_Exercise_
Scan the records for the string "нічого"; copy each line where it occurs.

_Records supplied_
▬▬▬

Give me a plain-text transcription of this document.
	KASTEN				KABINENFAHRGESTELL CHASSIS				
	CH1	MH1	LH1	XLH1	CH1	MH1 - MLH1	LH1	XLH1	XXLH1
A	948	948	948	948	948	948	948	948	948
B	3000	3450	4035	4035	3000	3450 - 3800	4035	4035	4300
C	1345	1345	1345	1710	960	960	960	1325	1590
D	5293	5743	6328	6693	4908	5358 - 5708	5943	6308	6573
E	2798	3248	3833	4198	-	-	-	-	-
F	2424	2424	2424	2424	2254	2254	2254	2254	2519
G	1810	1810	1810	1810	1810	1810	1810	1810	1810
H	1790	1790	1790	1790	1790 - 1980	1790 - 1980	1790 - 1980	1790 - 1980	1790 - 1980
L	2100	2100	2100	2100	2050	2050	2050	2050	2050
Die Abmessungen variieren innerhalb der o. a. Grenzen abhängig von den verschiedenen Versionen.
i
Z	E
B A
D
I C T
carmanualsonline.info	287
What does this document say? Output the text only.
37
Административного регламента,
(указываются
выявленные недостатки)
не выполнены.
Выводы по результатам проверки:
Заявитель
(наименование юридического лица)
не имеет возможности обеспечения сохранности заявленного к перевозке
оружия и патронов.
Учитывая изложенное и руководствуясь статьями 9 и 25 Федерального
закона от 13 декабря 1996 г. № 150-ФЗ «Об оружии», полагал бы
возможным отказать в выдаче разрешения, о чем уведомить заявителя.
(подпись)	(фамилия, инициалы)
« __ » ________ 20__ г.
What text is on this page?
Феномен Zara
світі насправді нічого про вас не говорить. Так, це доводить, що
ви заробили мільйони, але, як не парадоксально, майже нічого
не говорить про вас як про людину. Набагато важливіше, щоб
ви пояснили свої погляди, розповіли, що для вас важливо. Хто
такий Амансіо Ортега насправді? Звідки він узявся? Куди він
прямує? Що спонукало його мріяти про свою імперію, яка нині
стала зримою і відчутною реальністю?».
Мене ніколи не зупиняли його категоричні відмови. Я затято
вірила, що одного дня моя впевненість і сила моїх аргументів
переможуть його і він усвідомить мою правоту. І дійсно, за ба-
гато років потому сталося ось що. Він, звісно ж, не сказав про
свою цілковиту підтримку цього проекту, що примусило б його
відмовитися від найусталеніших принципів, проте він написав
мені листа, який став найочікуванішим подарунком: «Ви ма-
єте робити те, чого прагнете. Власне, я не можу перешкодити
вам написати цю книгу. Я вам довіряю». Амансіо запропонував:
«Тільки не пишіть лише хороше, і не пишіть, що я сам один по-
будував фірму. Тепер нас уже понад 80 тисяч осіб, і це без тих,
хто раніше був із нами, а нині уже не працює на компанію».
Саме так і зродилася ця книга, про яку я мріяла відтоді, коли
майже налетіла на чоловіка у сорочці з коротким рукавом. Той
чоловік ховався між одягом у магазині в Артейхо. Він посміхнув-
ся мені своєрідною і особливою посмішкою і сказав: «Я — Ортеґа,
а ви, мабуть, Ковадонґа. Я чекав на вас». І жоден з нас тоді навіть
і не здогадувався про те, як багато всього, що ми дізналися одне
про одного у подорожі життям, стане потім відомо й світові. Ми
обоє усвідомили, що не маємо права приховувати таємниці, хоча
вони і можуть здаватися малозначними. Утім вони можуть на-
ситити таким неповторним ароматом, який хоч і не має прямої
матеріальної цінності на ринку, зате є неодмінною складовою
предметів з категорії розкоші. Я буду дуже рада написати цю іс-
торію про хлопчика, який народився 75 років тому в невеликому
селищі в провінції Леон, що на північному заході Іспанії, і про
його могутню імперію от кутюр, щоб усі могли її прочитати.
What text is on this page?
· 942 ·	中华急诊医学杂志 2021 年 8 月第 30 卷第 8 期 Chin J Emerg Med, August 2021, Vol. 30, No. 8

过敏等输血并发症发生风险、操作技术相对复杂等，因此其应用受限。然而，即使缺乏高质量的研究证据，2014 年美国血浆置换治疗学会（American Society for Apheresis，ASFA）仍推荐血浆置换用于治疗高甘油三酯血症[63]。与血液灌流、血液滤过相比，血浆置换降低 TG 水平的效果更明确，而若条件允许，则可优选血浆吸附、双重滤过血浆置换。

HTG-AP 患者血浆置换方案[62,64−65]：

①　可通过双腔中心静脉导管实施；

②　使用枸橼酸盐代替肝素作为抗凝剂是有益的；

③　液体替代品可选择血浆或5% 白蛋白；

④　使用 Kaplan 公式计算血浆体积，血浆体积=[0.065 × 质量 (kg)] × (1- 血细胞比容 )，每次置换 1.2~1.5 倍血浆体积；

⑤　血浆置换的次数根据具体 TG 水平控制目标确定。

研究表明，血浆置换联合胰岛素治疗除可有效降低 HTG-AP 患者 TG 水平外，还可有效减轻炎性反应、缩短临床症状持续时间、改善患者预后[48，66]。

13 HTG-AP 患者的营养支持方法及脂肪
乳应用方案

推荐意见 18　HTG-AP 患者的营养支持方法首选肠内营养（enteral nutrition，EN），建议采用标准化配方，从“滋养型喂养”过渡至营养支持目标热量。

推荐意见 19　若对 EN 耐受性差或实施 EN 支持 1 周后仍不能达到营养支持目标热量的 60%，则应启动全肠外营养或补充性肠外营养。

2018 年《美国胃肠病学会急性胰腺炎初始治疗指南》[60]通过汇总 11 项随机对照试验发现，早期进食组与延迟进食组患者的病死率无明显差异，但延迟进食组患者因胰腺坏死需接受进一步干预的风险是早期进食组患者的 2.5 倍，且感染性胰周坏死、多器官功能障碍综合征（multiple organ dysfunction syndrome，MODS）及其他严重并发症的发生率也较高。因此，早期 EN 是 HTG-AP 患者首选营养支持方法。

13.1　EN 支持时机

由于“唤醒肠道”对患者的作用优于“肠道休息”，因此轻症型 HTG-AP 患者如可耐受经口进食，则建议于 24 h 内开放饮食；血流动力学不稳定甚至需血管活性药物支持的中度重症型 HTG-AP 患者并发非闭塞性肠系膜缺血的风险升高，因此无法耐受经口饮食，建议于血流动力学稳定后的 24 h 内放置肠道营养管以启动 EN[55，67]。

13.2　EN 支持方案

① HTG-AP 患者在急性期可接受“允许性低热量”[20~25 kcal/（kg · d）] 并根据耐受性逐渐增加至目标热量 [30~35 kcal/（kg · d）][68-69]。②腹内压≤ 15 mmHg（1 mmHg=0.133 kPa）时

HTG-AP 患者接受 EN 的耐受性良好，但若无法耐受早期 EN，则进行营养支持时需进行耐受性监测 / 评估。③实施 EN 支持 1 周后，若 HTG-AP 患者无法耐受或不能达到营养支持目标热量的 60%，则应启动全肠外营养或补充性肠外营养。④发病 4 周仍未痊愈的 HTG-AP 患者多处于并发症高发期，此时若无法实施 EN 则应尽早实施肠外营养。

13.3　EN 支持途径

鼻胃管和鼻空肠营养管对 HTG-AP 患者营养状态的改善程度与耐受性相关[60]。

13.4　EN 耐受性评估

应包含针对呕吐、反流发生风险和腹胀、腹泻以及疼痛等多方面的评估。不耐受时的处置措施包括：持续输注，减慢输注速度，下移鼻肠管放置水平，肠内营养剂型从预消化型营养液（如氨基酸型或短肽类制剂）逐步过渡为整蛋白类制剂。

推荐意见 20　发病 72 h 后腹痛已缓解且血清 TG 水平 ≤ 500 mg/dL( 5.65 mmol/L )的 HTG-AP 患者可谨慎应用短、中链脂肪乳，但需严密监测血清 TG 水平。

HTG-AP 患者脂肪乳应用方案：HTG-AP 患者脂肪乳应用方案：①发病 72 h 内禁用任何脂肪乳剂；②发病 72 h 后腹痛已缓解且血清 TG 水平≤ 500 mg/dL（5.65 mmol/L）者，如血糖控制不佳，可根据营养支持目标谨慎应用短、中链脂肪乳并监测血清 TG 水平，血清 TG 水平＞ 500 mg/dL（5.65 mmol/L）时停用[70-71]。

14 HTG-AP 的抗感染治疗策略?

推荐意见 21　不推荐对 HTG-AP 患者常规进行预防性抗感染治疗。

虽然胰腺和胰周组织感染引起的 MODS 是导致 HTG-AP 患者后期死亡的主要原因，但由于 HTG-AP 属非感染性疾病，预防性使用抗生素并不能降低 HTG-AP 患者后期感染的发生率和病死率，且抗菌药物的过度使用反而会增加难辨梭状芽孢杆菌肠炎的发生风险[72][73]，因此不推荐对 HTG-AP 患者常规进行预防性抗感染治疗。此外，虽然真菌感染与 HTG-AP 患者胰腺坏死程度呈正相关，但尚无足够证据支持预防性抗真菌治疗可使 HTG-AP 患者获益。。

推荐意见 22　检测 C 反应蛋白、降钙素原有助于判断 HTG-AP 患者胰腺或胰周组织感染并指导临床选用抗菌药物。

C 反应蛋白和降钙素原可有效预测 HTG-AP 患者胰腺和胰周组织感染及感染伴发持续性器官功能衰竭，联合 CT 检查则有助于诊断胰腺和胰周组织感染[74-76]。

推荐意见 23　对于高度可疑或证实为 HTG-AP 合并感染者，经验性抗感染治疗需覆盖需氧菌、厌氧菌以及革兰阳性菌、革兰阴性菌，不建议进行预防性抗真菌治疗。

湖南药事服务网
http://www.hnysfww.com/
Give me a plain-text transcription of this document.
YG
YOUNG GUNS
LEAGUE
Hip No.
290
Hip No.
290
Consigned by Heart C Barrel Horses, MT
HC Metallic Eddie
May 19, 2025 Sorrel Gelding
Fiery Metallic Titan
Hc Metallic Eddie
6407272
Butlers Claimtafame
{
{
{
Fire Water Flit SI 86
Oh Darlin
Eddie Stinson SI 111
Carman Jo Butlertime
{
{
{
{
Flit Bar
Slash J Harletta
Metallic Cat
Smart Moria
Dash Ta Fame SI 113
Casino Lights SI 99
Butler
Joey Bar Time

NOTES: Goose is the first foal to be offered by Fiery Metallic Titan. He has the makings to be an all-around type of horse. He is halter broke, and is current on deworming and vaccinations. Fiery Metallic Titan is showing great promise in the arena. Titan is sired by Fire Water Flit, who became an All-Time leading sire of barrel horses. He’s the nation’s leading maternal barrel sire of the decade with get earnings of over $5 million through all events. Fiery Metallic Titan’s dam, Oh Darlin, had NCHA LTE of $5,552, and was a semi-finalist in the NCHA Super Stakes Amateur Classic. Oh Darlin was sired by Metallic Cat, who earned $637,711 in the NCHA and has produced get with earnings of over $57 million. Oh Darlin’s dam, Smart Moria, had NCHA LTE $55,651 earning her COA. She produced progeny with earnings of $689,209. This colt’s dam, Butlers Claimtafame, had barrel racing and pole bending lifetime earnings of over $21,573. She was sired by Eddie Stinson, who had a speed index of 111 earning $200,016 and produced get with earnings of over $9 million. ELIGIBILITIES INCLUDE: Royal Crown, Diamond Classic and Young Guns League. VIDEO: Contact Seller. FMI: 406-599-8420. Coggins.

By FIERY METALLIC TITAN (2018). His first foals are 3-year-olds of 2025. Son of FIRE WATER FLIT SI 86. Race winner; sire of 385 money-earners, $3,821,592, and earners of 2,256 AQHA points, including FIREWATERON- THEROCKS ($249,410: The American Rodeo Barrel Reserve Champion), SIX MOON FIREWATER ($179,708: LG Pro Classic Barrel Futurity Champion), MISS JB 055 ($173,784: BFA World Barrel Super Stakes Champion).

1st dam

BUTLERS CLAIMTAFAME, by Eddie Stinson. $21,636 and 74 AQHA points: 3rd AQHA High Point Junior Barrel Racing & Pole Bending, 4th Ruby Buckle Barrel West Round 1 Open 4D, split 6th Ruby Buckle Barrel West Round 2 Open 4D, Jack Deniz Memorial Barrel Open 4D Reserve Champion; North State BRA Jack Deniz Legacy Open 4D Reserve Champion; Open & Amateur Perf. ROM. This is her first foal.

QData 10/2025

▬▬▬

_Solution to this problem_
світі насправді нічого про вас не говорить. Так, це доводить, що
ви заробили мільйони, але, як не парадоксально, майже нічого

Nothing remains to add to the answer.